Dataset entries
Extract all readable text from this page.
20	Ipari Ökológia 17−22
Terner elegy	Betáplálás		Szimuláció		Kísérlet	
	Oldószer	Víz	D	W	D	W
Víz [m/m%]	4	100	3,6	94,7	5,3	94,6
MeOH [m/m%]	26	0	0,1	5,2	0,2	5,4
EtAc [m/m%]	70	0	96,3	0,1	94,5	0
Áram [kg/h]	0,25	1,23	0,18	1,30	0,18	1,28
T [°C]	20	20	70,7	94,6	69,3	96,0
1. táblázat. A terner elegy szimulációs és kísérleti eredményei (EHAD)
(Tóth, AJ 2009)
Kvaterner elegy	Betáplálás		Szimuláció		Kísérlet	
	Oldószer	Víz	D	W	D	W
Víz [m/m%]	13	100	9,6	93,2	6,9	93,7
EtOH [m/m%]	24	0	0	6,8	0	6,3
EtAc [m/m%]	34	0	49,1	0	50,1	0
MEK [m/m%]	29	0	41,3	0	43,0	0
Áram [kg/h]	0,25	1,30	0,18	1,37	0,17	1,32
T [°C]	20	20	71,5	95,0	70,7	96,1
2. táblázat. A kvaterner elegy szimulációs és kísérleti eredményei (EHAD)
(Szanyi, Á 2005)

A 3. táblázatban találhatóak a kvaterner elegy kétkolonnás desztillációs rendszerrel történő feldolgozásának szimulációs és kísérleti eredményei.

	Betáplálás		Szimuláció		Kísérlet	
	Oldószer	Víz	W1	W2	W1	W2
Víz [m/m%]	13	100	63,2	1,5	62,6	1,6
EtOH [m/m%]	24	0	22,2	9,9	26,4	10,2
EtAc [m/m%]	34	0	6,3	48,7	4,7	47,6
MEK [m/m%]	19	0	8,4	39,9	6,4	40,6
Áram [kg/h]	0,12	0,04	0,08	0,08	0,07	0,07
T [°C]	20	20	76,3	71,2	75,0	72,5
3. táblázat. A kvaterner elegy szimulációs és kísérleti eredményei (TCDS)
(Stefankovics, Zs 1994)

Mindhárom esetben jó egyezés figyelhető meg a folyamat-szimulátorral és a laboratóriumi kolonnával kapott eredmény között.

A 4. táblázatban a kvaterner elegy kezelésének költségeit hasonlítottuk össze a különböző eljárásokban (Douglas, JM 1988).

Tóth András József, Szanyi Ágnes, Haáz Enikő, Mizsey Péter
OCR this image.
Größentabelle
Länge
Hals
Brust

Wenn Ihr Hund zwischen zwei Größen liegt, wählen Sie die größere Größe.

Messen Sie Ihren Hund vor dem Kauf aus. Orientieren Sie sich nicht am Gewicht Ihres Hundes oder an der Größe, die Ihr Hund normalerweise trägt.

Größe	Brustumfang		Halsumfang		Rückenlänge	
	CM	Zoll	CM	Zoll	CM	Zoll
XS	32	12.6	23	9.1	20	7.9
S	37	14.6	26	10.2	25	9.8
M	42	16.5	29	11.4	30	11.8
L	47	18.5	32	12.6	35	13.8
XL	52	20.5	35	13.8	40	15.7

Goal: Tally the lines in these entries that have the string "Szanyi" in them, then answer with the count and nothing else.

Result of this task: 2